**RECORDS SHOWN:**
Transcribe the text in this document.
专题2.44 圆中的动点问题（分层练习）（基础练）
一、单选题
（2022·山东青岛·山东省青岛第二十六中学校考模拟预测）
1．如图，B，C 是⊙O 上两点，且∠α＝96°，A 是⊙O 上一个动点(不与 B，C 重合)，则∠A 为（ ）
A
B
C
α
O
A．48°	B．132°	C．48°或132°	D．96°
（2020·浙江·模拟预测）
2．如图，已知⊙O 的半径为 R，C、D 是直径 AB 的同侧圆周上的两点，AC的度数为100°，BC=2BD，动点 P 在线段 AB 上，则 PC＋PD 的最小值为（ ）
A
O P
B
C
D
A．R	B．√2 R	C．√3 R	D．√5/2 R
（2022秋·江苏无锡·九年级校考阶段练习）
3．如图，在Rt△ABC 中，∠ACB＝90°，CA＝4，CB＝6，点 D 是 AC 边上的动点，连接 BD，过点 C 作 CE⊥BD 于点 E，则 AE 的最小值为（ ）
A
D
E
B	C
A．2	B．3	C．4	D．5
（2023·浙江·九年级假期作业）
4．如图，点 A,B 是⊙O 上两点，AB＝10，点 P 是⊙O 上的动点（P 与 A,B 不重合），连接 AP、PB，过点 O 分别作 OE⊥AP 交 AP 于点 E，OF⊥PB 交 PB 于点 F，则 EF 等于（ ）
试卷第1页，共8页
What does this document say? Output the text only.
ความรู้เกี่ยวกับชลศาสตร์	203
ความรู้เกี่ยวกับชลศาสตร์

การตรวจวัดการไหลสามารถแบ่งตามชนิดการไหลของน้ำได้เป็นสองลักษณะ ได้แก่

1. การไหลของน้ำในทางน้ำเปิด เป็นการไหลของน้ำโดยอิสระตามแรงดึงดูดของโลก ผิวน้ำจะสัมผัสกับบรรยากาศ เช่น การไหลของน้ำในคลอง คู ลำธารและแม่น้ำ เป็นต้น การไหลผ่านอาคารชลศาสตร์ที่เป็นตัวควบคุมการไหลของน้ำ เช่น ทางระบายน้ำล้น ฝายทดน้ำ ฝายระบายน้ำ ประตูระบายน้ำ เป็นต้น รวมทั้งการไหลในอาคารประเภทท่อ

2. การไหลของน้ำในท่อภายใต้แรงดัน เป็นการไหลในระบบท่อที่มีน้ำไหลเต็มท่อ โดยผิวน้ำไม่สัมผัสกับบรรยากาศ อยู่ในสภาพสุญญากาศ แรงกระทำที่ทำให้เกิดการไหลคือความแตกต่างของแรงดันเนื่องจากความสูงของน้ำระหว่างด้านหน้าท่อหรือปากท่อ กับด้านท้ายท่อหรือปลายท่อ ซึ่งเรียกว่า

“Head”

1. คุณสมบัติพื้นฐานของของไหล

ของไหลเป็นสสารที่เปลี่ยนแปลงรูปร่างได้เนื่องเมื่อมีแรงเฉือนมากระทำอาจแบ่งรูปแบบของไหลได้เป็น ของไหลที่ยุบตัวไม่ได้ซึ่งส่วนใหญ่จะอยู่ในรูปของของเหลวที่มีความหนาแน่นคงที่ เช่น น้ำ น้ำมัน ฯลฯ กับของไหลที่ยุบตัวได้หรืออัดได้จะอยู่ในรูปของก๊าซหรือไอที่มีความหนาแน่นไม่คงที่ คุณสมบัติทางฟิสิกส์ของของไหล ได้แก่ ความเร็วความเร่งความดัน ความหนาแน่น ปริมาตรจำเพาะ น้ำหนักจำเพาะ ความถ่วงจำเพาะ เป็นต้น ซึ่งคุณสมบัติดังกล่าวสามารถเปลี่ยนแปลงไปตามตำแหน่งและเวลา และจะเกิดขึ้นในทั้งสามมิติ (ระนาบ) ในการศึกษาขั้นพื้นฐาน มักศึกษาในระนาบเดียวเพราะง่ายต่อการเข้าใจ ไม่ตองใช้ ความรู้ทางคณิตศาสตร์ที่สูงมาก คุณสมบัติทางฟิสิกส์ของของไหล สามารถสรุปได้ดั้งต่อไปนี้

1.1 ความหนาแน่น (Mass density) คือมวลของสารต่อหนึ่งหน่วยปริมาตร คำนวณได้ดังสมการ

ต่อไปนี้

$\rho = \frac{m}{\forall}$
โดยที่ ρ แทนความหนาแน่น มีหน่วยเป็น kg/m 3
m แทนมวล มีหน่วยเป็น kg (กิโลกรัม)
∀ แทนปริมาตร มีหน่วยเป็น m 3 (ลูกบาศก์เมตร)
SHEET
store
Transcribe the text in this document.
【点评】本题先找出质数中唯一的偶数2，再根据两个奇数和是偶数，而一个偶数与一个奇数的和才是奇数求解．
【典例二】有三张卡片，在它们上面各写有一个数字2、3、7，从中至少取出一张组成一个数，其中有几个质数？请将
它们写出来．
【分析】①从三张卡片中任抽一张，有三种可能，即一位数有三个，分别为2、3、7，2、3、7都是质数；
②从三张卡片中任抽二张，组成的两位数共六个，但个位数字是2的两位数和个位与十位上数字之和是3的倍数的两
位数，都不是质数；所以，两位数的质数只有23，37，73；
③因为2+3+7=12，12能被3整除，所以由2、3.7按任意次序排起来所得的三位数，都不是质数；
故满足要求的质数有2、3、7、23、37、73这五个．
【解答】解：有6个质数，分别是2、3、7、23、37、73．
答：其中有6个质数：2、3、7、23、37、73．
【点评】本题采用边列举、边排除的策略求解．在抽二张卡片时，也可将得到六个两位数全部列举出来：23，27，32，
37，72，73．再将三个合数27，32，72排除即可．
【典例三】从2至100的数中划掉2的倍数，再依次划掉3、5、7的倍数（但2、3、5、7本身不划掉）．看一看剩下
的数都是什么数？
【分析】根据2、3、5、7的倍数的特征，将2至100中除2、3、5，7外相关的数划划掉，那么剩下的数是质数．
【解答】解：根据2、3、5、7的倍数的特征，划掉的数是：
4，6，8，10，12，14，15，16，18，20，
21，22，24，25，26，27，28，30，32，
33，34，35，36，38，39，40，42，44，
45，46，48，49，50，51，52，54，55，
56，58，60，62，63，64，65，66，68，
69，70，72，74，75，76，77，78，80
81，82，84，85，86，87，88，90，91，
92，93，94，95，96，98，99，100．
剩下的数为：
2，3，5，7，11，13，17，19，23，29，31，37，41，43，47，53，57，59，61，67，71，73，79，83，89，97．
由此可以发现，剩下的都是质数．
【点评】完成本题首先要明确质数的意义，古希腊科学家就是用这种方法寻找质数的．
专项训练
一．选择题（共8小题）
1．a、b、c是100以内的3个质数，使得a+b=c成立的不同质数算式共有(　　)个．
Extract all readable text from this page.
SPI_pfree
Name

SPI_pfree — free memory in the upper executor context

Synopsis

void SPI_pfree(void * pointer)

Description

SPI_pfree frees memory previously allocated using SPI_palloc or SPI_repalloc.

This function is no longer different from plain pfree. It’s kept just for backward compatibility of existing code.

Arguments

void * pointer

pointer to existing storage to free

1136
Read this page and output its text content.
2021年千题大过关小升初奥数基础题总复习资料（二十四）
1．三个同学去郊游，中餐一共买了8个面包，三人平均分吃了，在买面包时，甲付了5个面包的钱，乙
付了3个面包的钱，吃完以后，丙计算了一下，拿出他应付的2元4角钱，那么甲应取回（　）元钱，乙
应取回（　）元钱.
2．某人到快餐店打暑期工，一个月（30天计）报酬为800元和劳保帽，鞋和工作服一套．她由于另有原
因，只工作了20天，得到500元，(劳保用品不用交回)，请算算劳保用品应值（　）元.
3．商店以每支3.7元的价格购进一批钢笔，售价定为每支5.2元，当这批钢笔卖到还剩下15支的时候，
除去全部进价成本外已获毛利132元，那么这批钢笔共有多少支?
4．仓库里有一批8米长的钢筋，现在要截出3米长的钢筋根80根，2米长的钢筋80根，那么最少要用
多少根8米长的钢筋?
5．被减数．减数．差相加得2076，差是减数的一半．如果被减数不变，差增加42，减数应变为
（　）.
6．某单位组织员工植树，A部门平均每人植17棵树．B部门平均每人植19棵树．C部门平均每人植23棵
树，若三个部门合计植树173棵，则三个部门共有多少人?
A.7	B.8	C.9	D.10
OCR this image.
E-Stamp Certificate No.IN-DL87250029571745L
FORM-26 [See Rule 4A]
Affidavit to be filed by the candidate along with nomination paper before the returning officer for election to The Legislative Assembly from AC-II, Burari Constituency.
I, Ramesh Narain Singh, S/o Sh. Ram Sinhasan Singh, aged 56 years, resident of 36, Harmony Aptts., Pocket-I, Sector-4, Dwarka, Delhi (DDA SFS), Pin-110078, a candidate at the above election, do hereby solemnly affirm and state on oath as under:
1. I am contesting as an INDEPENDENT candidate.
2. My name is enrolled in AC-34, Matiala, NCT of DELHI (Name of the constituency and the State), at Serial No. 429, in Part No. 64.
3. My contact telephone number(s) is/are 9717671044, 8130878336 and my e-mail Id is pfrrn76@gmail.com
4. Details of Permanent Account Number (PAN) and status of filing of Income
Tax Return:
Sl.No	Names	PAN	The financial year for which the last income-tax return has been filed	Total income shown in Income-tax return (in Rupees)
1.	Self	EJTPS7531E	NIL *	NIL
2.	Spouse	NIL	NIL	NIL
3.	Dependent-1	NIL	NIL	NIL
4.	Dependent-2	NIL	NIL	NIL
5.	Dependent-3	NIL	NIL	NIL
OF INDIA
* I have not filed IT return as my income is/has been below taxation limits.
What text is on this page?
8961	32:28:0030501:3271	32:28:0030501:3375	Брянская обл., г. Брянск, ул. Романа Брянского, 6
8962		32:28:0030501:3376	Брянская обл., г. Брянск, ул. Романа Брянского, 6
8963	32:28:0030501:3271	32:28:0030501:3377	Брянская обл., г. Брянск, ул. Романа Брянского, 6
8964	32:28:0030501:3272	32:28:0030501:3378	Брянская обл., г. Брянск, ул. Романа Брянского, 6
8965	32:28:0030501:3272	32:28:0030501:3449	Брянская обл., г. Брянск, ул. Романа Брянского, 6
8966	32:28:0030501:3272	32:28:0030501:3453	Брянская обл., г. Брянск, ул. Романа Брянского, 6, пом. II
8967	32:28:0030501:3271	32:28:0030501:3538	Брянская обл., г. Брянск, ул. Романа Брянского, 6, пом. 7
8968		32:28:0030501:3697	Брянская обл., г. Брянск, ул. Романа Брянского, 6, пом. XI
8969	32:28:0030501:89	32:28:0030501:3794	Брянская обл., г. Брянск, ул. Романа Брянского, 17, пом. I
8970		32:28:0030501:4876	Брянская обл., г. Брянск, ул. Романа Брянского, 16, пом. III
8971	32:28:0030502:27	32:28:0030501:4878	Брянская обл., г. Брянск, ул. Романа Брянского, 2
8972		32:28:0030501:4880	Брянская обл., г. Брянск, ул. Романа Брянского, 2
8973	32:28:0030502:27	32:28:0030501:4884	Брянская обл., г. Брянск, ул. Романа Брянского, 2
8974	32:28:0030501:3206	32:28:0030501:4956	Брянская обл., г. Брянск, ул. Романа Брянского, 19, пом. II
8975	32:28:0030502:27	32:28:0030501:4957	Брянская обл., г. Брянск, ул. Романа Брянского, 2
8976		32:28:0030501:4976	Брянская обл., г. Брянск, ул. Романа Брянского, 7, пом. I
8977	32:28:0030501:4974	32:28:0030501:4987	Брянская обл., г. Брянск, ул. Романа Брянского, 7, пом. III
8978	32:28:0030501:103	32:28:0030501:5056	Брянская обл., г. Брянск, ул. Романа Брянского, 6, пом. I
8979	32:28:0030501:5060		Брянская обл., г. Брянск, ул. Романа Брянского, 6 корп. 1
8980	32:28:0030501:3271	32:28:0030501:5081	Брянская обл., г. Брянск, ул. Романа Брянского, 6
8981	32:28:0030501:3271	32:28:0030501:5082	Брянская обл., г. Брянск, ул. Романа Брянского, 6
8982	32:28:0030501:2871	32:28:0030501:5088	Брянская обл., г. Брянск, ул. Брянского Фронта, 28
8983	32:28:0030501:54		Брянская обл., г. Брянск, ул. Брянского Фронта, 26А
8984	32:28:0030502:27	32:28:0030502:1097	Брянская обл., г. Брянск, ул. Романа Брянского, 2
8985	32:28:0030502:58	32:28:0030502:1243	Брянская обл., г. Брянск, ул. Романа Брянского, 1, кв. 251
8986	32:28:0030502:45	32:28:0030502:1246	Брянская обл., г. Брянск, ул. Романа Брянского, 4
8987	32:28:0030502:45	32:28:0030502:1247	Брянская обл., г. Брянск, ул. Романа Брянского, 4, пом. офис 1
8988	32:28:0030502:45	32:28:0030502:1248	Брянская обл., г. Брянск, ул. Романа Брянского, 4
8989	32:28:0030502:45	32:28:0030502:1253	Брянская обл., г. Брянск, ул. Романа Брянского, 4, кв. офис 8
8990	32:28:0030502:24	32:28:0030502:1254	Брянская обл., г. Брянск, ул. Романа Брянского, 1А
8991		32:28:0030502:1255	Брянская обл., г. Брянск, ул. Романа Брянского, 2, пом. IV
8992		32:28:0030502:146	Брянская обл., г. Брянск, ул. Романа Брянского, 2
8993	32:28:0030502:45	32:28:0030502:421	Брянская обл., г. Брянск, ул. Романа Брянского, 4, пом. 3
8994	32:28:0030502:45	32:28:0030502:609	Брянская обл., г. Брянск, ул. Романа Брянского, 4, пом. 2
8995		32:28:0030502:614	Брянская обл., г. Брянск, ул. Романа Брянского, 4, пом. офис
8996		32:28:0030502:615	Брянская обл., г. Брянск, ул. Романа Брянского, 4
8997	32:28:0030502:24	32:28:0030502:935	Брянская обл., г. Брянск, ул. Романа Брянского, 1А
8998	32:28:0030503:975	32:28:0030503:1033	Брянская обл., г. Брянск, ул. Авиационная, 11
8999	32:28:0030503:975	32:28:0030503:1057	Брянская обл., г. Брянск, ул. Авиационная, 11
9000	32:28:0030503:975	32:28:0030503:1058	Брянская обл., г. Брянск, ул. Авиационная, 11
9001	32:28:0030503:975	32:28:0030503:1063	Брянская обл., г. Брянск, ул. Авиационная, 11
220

**WRITTEN INSTRUCTION:** Go over the data above and copy every line that has the word "candidate" in it.

**RIGHT ANSWER:**
Affidavit to be filed by the candidate along with nomination paper before the returning officer for election to The Legislative Assembly from AC-II, Burari Constituency.
I, Ramesh Narain Singh, S/o Sh. Ram Sinhasan Singh, aged 56 years, resident of 36, Harmony Aptts., Pocket-I, Sector-4, Dwarka, Delhi (DDA SFS), Pin-110078, a candidate at the above election, do hereby solemnly affirm and state on oath as under:
1. I am contesting as an INDEPENDENT candidate.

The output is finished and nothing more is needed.